### Instruction
Work out the number of lines with "طبقه" in them. Reply with that number and no other words.

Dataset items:

++++++++++

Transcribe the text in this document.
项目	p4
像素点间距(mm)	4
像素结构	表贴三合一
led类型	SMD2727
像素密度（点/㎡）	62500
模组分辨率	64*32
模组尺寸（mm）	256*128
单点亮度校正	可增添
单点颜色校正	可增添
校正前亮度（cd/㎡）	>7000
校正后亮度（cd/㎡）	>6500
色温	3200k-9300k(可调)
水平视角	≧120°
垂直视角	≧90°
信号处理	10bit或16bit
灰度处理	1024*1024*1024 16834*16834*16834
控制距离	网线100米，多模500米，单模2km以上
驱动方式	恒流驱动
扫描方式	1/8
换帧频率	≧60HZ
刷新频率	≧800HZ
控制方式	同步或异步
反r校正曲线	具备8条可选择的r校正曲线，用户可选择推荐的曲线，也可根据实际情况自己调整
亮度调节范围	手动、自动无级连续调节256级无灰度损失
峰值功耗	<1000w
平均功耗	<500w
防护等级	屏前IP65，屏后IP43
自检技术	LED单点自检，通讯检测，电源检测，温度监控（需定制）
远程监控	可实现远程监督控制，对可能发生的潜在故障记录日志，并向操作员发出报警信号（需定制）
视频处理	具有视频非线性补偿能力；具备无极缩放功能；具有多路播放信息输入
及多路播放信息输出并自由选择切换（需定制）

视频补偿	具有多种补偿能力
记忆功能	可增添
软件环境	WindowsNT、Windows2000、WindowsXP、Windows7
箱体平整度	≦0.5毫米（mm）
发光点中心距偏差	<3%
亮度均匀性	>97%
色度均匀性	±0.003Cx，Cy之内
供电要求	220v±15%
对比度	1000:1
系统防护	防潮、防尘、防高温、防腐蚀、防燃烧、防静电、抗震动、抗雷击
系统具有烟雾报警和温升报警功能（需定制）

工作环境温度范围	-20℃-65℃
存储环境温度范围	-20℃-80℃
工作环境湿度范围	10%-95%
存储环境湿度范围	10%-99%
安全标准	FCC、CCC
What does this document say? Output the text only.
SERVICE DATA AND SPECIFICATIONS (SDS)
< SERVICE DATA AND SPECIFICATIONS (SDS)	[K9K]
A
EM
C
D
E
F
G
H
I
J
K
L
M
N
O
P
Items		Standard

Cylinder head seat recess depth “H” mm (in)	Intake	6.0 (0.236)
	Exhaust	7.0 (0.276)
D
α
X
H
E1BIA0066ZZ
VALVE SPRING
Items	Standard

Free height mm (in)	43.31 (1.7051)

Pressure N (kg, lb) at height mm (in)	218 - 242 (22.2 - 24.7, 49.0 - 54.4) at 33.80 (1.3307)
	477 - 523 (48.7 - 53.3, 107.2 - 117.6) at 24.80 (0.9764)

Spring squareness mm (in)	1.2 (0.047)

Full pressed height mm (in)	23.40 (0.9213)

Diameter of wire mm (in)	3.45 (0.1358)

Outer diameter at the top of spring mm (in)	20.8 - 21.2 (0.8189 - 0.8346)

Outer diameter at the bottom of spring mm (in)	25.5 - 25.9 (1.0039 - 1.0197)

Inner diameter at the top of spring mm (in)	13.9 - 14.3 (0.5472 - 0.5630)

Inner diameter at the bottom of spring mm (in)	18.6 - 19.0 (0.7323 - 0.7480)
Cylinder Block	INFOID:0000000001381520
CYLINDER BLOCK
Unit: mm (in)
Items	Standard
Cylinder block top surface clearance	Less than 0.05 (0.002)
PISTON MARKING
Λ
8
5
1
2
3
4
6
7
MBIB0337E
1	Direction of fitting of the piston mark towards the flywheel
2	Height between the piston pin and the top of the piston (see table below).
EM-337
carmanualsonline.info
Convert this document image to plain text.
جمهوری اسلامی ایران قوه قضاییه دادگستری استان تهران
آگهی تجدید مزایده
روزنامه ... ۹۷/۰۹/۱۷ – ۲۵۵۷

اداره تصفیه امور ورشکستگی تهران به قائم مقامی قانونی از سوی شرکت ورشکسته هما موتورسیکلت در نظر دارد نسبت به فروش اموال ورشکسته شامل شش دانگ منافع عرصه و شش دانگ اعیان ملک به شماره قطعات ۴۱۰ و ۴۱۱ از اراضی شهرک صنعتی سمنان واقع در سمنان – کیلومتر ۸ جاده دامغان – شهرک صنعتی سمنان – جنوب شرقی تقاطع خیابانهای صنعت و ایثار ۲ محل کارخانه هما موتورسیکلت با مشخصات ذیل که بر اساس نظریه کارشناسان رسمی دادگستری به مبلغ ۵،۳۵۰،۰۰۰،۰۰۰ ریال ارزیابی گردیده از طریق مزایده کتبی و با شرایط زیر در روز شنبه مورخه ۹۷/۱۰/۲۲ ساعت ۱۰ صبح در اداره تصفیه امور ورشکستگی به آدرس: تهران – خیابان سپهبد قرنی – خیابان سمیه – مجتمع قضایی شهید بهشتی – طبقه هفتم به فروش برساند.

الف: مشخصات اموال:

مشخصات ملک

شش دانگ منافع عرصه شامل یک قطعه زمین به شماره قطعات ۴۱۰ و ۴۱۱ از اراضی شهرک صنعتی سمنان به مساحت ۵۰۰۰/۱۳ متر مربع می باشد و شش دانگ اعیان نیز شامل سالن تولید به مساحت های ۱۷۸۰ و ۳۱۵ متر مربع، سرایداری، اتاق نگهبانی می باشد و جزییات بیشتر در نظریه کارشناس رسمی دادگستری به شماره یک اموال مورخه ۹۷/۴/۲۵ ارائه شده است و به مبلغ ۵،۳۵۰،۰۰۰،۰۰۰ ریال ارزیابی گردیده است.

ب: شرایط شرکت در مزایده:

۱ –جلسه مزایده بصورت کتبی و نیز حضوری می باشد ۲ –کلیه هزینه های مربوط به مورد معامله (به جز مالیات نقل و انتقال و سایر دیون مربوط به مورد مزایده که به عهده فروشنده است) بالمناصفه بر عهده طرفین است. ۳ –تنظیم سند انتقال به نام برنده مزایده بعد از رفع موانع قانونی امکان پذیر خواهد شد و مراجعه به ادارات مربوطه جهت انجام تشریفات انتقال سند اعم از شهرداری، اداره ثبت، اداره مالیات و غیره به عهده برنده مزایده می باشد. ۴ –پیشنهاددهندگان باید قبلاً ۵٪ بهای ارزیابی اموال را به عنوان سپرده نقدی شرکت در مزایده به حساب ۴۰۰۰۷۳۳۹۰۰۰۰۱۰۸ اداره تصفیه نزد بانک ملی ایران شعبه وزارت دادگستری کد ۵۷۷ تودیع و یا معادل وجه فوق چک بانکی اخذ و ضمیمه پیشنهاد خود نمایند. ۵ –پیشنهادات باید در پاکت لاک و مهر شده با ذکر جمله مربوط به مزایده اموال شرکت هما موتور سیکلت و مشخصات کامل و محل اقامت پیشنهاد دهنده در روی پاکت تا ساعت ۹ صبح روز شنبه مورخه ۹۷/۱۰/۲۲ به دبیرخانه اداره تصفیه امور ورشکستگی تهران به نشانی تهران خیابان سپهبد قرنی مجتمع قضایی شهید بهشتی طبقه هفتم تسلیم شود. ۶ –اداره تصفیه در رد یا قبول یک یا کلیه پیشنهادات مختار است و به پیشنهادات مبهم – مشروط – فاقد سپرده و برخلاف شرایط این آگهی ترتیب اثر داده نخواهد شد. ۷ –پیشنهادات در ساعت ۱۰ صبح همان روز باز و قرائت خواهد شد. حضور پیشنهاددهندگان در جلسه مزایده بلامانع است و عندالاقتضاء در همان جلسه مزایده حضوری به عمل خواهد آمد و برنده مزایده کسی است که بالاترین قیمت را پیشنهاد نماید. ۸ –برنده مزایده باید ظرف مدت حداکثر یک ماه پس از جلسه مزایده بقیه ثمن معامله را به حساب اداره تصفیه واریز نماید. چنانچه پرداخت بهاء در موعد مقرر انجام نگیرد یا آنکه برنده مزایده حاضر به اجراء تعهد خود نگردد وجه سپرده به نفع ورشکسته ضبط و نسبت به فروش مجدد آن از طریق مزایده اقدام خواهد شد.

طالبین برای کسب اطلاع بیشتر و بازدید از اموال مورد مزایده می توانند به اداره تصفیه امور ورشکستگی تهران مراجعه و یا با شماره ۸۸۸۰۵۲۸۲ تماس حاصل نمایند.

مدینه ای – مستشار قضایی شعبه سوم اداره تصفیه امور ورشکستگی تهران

++++++++++

### Answer in full
2